● Exercise
Return every line of the data below that includes the string "text".

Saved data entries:

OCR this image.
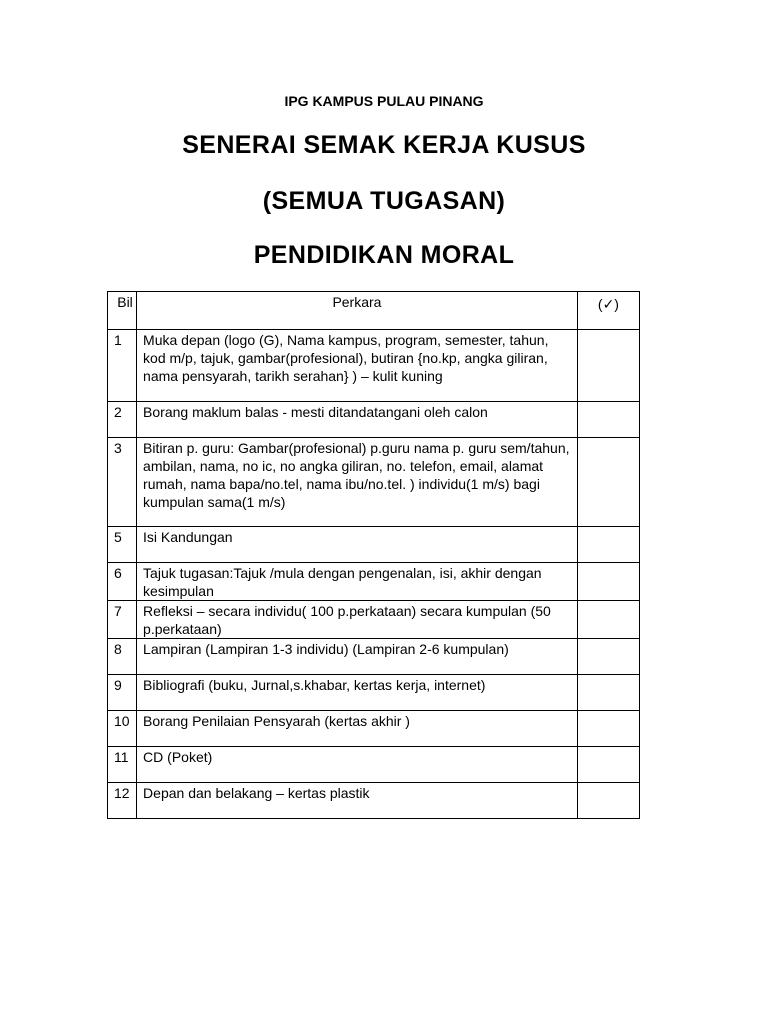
IPG KAMPUS PULAU PINANG
SENERAI SEMAK KERJA KUSUS
(SEMUA TUGASAN)
PENDIDIKAN MORAL
Bil	Perkara	(✓)

1	Muka depan (logo (G), Nama kampus, program, semester, tahun, kod m/p, tajuk, gambar(profesional), butiran {no.kp, angka giliran, nama pensyarah, tarikh serahan} ) – kulit kuning	

2	Borang maklum balas - mesti ditandatangani oleh calon	

3	Bitiran p. guru: Gambar(profesional) p.guru nama p. guru sem/tahun, ambilan, nama, no ic, no angka giliran, no. telefon, email, alamat rumah, nama bapa/no.tel, nama ibu/no.tel. ) individu(1 m/s) bagi kumpulan sama(1 m/s)	

5	Isi Kandungan	

6	Tajuk tugasan:Tajuk /mula dengan pengenalan, isi, akhir dengan kesimpulan	

7	Refleksi – secara individu( 100 p.perkataan) secara kumpulan (50 p.perkataan)	

8	Lampiran (Lampiran 1-3 individu) (Lampiran 2-6 kumpulan)	

9	Bibliografi (buku, Jurnal,s.khabar, kertas kerja, internet)	

10	Borang Penilaian Pensyarah (kertas akhir )	

11	CD (Poket)	

12	Depan dan belakang – kertas plastik	
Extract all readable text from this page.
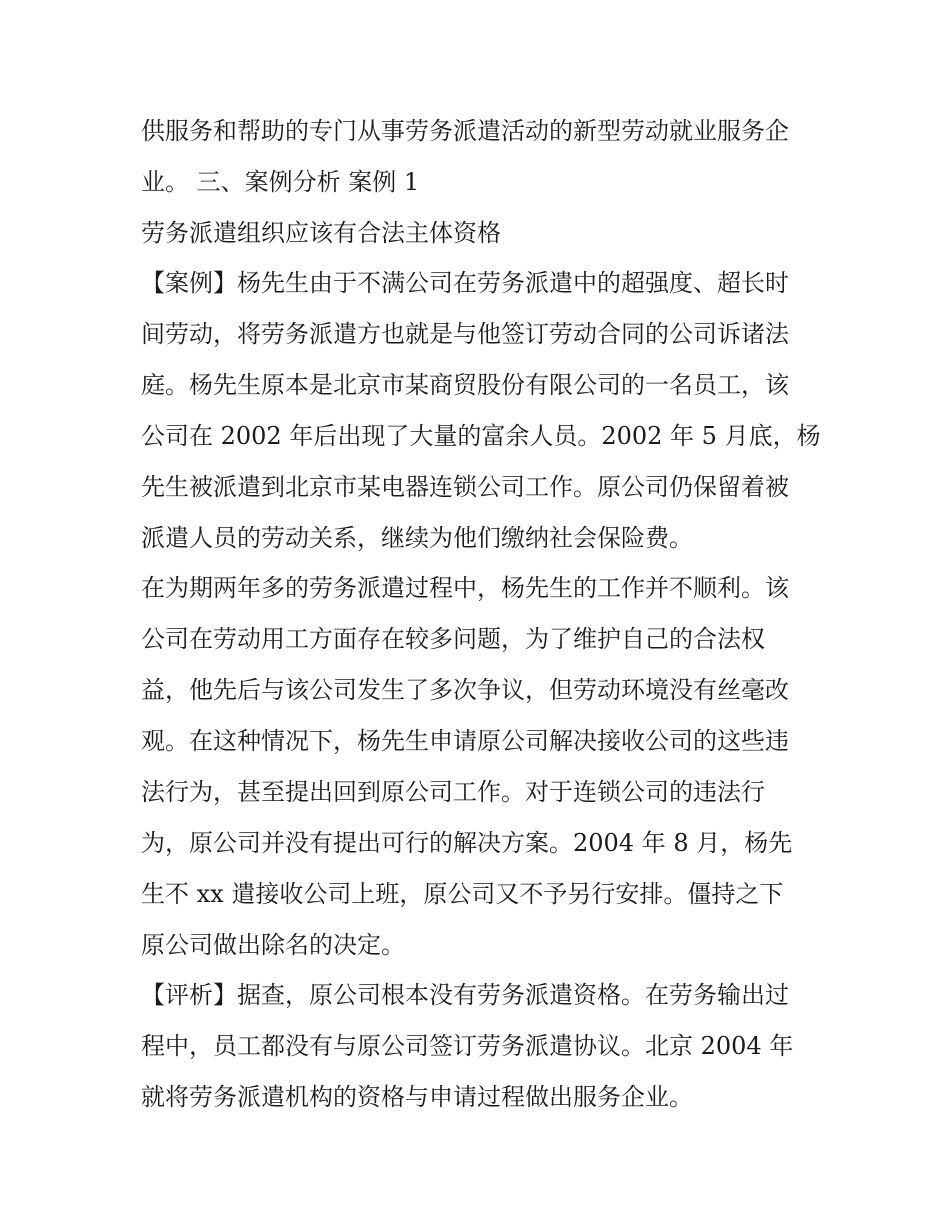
供服务和帮助的专门从事劳务派遣活动的新型劳动就业服务企
业。 三、案例分析 案例 1
劳务派遣组织应该有合法主体资格
【案例】杨先生由于不满公司在劳务派遣中的超强度、超长时
间劳动，将劳务派遣方也就是与他签订劳动合同的公司诉诸法
庭。杨先生原本是北京市某商贸股份有限公司的一名员工，该
公司在 2002 年后出现了大量的富余人员。2002 年 5 月底，杨
先生被派遣到北京市某电器连锁公司工作。原公司仍保留着被
派遣人员的劳动关系，继续为他们缴纳社会保险费。
在为期两年多的劳务派遣过程中，杨先生的工作并不顺利。该
公司在劳动用工方面存在较多问题，为了维护自己的合法权
益，他先后与该公司发生了多次争议，但劳动环境没有丝毫改
观。在这种情况下，杨先生申请原公司解决接收公司的这些违
法行为，甚至提出回到原公司工作。对于连锁公司的违法行
为，原公司并没有提出可行的解决方案。2004 年 8 月，杨先
生不 xx 遣接收公司上班，原公司又不予另行安排。僵持之下
原公司做出除名的决定。
【评析】据查，原公司根本没有劳务派遣资格。在劳务输出过
程中，员工都没有与原公司签订劳务派遣协议。北京 2004 年
就将劳务派遣机构的资格与申请过程做出服务企业。
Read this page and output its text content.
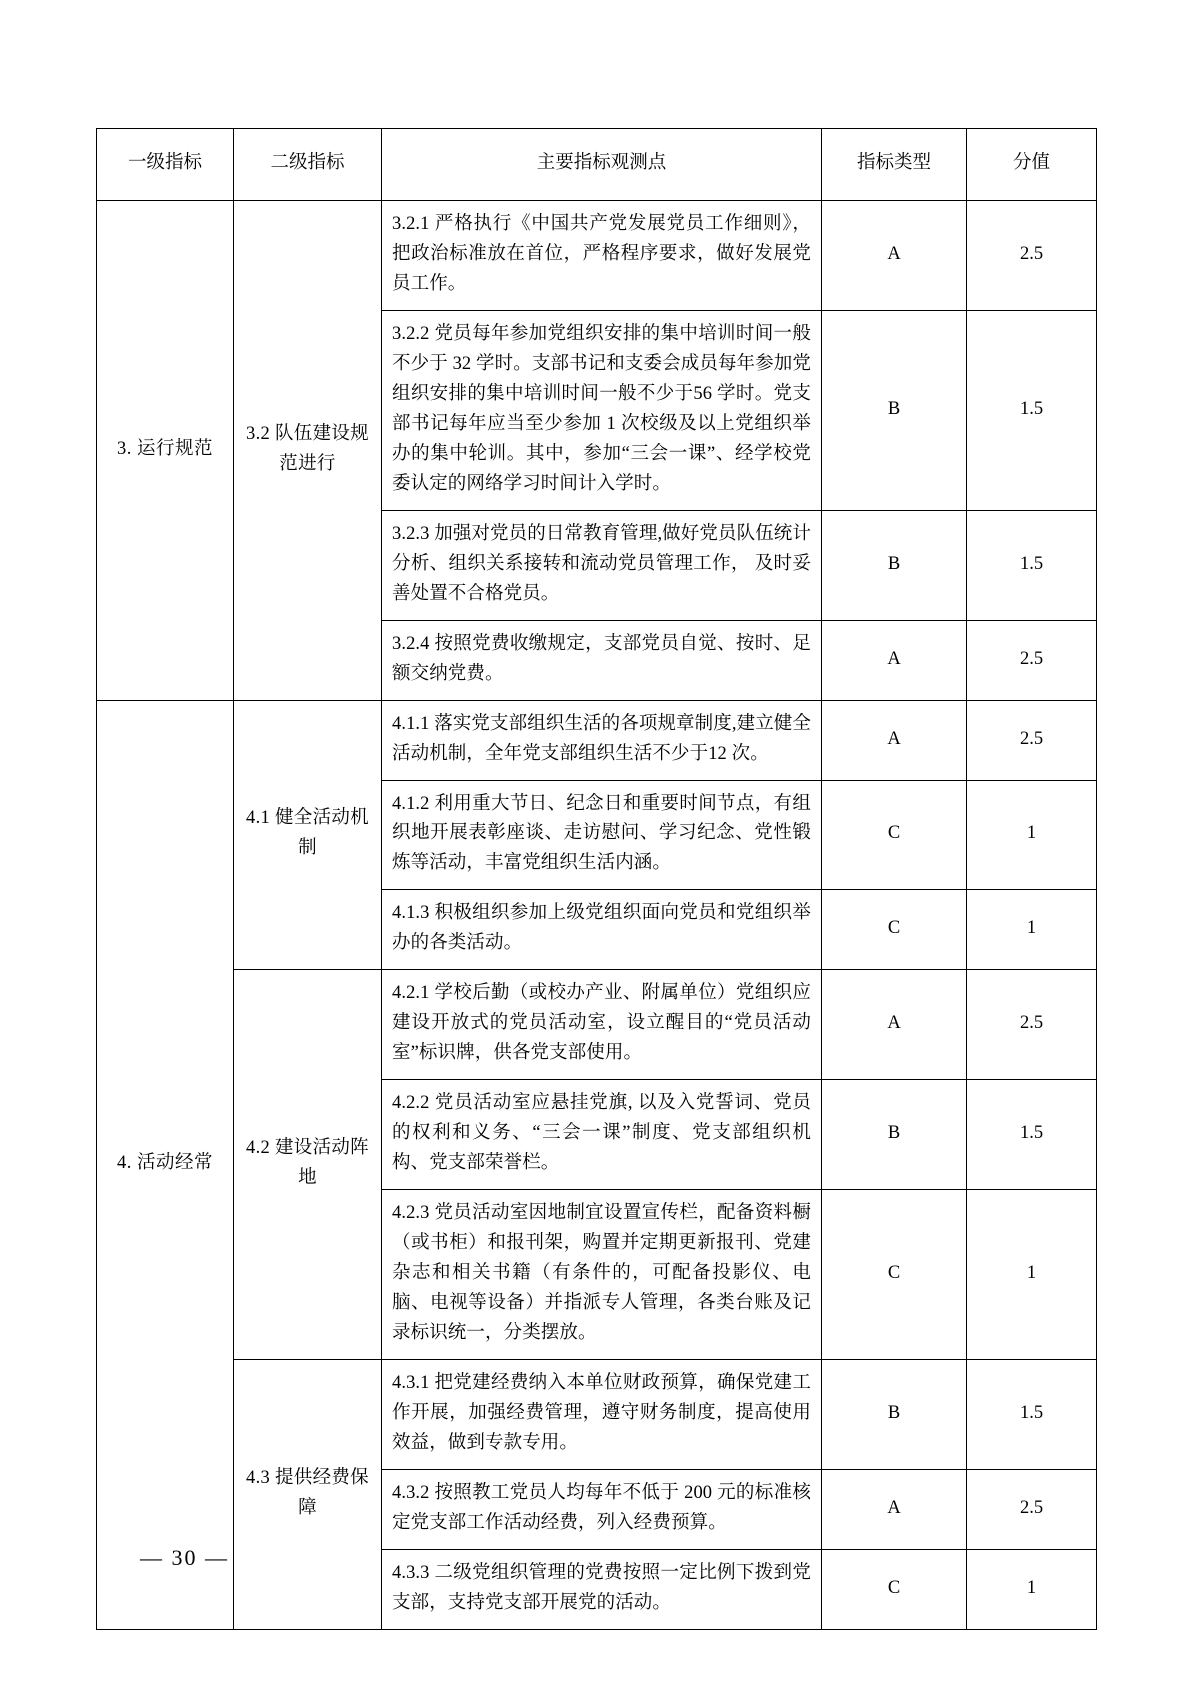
一级指标	二级指标	主要指标观测点	指标类型	分值
3. 运行规范	3.2 队伍建设规范进行	3.2.1 严格执行《中国共产党发展党员工作细则》，把政治标准放在首位，严格程序要求，做好发展党员工作。	A	2.5
		3.2.2 党员每年参加党组织安排的集中培训时间一般不少于 32 学时。支部书记和支委会成员每年参加党组织安排的集中培训时间一般不少于56 学时。党支部书记每年应当至少参加 1 次校级及以上党组织举办的集中轮训。其中，参加“三会一课”、经学校党委认定的网络学习时间计入学时。	B	1.5
		3.2.3 加强对党员的日常教育管理,做好党员队伍统计分析、组织关系接转和流动党员管理工作， 及时妥善处置不合格党员。	B	1.5
		3.2.4 按照党费收缴规定，支部党员自觉、按时、足额交纳党费。	A	2.5
4. 活动经常	4.1 健全活动机制	4.1.1 落实党支部组织生活的各项规章制度,建立健全活动机制，全年党支部组织生活不少于12 次。	A	2.5
		4.1.2 利用重大节日、纪念日和重要时间节点，有组织地开展表彰座谈、走访慰问、学习纪念、党性锻炼等活动，丰富党组织生活内涵。	C	1
		4.1.3 积极组织参加上级党组织面向党员和党组织举办的各类活动。	C	1
	4.2 建设活动阵地	4.2.1 学校后勤（或校办产业、附属单位）党组织应建设开放式的党员活动室，设立醒目的“党员活动室”标识牌，供各党支部使用。	A	2.5
		4.2.2 党员活动室应悬挂党旗, 以及入党誓词、党员的权利和义务、“三会一课”制度、党支部组织机构、党支部荣誉栏。	B	1.5
		4.2.3 党员活动室因地制宜设置宣传栏，配备资料橱（或书柜）和报刊架，购置并定期更新报刊、党建杂志和相关书籍（有条件的，可配备投影仪、电脑、电视等设备）并指派专人管理，各类台账及记录标识统一，分类摆放。	C	1
	4.3 提供经费保障	4.3.1 把党建经费纳入本单位财政预算，确保党建工作开展，加强经费管理，遵守财务制度，提高使用效益，做到专款专用。	B	1.5
		4.3.2 按照教工党员人均每年不低于 200 元的标准核定党支部工作活动经费，列入经费预算。	A	2.5
		4.3.3 二级党组织管理的党费按照一定比例下拨到党支部，支持党支部开展党的活动。	C	1
— 30 —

● Solution
Extract all readable text from this page.
Read this page and output its text content.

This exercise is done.